- Work required
Copy the lines that follow, keeping every character the same.

- The input
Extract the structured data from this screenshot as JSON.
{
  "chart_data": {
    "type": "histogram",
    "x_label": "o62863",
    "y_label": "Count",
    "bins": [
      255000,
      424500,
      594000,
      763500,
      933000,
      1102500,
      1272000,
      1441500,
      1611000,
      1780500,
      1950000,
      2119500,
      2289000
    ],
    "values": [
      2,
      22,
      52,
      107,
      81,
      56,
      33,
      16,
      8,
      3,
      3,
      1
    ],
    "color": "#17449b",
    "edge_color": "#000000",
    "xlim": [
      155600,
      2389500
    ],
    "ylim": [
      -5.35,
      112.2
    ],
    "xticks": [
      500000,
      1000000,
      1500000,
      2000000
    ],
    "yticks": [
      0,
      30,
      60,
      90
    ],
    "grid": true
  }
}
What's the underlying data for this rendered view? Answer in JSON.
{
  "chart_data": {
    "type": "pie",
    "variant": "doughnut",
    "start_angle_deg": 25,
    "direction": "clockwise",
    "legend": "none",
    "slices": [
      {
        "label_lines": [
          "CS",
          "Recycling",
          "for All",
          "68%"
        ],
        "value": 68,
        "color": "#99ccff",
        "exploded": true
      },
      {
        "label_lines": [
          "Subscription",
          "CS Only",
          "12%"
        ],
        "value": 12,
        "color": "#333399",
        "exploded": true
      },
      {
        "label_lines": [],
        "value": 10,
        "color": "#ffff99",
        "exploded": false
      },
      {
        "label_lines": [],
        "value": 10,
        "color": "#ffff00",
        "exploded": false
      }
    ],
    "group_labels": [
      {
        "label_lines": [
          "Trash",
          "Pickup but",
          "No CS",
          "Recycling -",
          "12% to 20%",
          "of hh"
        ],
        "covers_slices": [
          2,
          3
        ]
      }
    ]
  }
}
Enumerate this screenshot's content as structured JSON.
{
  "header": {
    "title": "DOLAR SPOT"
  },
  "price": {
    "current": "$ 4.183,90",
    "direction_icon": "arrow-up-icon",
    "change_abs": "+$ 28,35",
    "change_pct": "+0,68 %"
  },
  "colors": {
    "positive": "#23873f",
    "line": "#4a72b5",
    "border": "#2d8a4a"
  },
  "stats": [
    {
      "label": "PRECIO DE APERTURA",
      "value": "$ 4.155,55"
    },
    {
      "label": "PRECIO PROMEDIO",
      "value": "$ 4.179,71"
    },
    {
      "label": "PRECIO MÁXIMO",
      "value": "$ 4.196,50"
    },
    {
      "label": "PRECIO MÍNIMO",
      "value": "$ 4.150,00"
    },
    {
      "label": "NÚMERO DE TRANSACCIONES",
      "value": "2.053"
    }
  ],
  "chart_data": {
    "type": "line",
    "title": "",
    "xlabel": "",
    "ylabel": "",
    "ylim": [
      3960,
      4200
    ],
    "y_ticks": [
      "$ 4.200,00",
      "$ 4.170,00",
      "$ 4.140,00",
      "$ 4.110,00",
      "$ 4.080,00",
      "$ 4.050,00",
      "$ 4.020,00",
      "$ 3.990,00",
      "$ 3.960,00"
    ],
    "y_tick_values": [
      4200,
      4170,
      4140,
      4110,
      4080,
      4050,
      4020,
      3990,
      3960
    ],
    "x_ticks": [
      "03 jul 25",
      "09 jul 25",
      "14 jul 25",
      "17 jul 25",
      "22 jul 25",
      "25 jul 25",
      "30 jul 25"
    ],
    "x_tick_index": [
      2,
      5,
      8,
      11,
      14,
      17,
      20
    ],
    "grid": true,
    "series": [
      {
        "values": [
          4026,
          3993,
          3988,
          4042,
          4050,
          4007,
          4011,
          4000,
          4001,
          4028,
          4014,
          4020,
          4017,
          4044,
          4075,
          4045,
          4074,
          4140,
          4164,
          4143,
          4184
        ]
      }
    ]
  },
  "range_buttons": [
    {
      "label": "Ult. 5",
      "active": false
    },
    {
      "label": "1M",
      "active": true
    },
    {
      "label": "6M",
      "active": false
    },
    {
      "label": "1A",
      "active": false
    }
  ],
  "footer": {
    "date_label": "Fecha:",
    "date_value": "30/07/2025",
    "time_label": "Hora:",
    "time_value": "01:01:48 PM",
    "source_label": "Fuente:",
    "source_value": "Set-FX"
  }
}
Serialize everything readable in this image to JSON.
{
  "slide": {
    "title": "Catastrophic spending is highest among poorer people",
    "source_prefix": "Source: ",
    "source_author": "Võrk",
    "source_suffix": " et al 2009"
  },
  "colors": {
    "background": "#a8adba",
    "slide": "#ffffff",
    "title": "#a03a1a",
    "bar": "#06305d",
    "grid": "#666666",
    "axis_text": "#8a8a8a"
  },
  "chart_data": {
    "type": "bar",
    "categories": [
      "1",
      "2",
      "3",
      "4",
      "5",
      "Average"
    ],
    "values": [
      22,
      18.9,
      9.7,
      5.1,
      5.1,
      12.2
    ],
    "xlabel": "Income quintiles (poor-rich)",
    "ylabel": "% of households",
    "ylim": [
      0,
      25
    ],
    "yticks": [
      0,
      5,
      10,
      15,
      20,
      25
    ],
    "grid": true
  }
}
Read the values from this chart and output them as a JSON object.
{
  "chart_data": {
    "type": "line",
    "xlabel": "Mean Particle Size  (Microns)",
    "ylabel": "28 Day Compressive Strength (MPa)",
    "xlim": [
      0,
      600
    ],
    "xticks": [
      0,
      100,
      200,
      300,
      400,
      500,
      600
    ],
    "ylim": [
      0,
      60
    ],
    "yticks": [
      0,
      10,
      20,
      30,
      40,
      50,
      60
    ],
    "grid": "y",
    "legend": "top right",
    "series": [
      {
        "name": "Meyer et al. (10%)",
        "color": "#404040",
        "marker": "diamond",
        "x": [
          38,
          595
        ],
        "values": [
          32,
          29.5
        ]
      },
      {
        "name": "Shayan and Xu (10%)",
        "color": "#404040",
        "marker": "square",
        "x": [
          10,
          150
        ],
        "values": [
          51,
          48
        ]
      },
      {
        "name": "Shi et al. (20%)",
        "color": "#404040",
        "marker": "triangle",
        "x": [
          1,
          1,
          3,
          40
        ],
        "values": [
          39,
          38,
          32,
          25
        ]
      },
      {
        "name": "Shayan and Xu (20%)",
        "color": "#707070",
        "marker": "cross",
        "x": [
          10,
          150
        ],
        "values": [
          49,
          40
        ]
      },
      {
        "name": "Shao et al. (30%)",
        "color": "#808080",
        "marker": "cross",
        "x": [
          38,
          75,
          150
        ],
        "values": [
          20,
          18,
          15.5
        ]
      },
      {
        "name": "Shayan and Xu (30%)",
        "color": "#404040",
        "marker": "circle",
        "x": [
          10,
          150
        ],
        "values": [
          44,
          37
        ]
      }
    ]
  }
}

- Result
Extract the structured data from this screenshot as JSON.
{
  "chart_data": {
    "type": "histogram",
    "x_label": "o62863",
    "y_label": "Count",
    "bins": [
      255000,
      424500,
      594000,
      763500,
      933000,
      1102500,
      1272000,
      1441500,
      1611000,
      1780500,
      1950000,
      2119500,
      2289000
    ],
    "values": [
      2,
      22,
      52,
      107,
      81,
      56,
      33,
      16,
      8,
      3,
      3,
      1
    ],
    "color": "#17449b",
    "edge_color": "#000000",
    "xlim": [
      155600,
      2389500
    ],
    "ylim": [
      -5.35,
      112.2
    ],
    "xticks": [
      500000,
      1000000,
      1500000,
      2000000
    ],
    "yticks": [
      0,
      30,
      60,
      90
    ],
    "grid": true
  }
}
What's the underlying data for this rendered view? Answer in JSON.
{
  "chart_data": {
    "type": "pie",
    "variant": "doughnut",
    "start_angle_deg": 25,
    "direction": "clockwise",
    "legend": "none",
    "slices": [
      {
        "label_lines": [
          "CS",
          "Recycling",
          "for All",
          "68%"
        ],
        "value": 68,
        "color": "#99ccff",
        "exploded": true
      },
      {
        "label_lines": [
          "Subscription",
          "CS Only",
          "12%"
        ],
        "value": 12,
        "color": "#333399",
        "exploded": true
      },
      {
        "label_lines": [],
        "value": 10,
        "color": "#ffff99",
        "exploded": false
      },
      {
        "label_lines": [],
        "value": 10,
        "color": "#ffff00",
        "exploded": false
      }
    ],
    "group_labels": [
      {
        "label_lines": [
          "Trash",
          "Pickup but",
          "No CS",
          "Recycling -",
          "12% to 20%",
          "of hh"
        ],
        "covers_slices": [
          2,
          3
        ]
      }
    ]
  }
}
Enumerate this screenshot's content as structured JSON.
{
  "header": {
    "title": "DOLAR SPOT"
  },
  "price": {
    "current": "$ 4.183,90",
    "direction_icon": "arrow-up-icon",
    "change_abs": "+$ 28,35",
    "change_pct": "+0,68 %"
  },
  "colors": {
    "positive": "#23873f",
    "line": "#4a72b5",
    "border": "#2d8a4a"
  },
  "stats": [
    {
      "label": "PRECIO DE APERTURA",
      "value": "$ 4.155,55"
    },
    {
      "label": "PRECIO PROMEDIO",
      "value": "$ 4.179,71"
    },
    {
      "label": "PRECIO MÁXIMO",
      "value": "$ 4.196,50"
    },
    {
      "label": "PRECIO MÍNIMO",
      "value": "$ 4.150,00"
    },
    {
      "label": "NÚMERO DE TRANSACCIONES",
      "value": "2.053"
    }
  ],
  "chart_data": {
    "type": "line",
    "title": "",
    "xlabel": "",
    "ylabel": "",
    "ylim": [
      3960,
      4200
    ],
    "y_ticks": [
      "$ 4.200,00",
      "$ 4.170,00",
      "$ 4.140,00",
      "$ 4.110,00",
      "$ 4.080,00",
      "$ 4.050,00",
      "$ 4.020,00",
      "$ 3.990,00",
      "$ 3.960,00"
    ],
    "y_tick_values": [
      4200,
      4170,
      4140,
      4110,
      4080,
      4050,
      4020,
      3990,
      3960
    ],
    "x_ticks": [
      "03 jul 25",
      "09 jul 25",
      "14 jul 25",
      "17 jul 25",
      "22 jul 25",
      "25 jul 25",
      "30 jul 25"
    ],
    "x_tick_index": [
      2,
      5,
      8,
      11,
      14,
      17,
      20
    ],
    "grid": true,
    "series": [
      {
        "values": [
          4026,
          3993,
          3988,
          4042,
          4050,
          4007,
          4011,
          4000,
          4001,
          4028,
          4014,
          4020,
          4017,
          4044,
          4075,
          4045,
          4074,
          4140,
          4164,
          4143,
          4184
        ]
      }
    ]
  },
  "range_buttons": [
    {
      "label": "Ult. 5",
      "active": false
    },
    {
      "label": "1M",
      "active": true
    },
    {
      "label": "6M",
      "active": false
    },
    {
      "label": "1A",
      "active": false
    }
  ],
  "footer": {
    "date_label": "Fecha:",
    "date_value": "30/07/2025",
    "time_label": "Hora:",
    "time_value": "01:01:48 PM",
    "source_label": "Fuente:",
    "source_value": "Set-FX"
  }
}
Serialize everything readable in this image to JSON.
{
  "slide": {
    "title": "Catastrophic spending is highest among poorer people",
    "source_prefix": "Source: ",
    "source_author": "Võrk",
    "source_suffix": " et al 2009"
  },
  "colors": {
    "background": "#a8adba",
    "slide": "#ffffff",
    "title": "#a03a1a",
    "bar": "#06305d",
    "grid": "#666666",
    "axis_text": "#8a8a8a"
  },
  "chart_data": {
    "type": "bar",
    "categories": [
      "1",
      "2",
      "3",
      "4",
      "5",
      "Average"
    ],
    "values": [
      22,
      18.9,
      9.7,
      5.1,
      5.1,
      12.2
    ],
    "xlabel": "Income quintiles (poor-rich)",
    "ylabel": "% of households",
    "ylim": [
      0,
      25
    ],
    "yticks": [
      0,
      5,
      10,
      15,
      20,
      25
    ],
    "grid": true
  }
}
Read the values from this chart and output them as a JSON object.
{
  "chart_data": {
    "type": "line",
    "xlabel": "Mean Particle Size  (Microns)",
    "ylabel": "28 Day Compressive Strength (MPa)",
    "xlim": [
      0,
      600
    ],
    "xticks": [
      0,
      100,
      200,
      300,
      400,
      500,
      600
    ],
    "ylim": [
      0,
      60
    ],
    "yticks": [
      0,
      10,
      20,
      30,
      40,
      50,
      60
    ],
    "grid": "y",
    "legend": "top right",
    "series": [
      {
        "name": "Meyer et al. (10%)",
        "color": "#404040",
        "marker": "diamond",
        "x": [
          38,
          595
        ],
        "values": [
          32,
          29.5
        ]
      },
      {
        "name": "Shayan and Xu (10%)",
        "color": "#404040",
        "marker": "square",
        "x": [
          10,
          150
        ],
        "values": [
          51,
          48
        ]
      },
      {
        "name": "Shi et al. (20%)",
        "color": "#404040",
        "marker": "triangle",
        "x": [
          1,
          1,
          3,
          40
        ],
        "values": [
          39,
          38,
          32,
          25
        ]
      },
      {
        "name": "Shayan and Xu (20%)",
        "color": "#707070",
        "marker": "cross",
        "x": [
          10,
          150
        ],
        "values": [
          49,
          40
        ]
      },
      {
        "name": "Shao et al. (30%)",
        "color": "#808080",
        "marker": "cross",
        "x": [
          38,
          75,
          150
        ],
        "values": [
          20,
          18,
          15.5
        ]
      },
      {
        "name": "Shayan and Xu (30%)",
        "color": "#404040",
        "marker": "circle",
        "x": [
          10,
          150
        ],
        "values": [
          44,
          37
        ]
      }
    ]
  }
}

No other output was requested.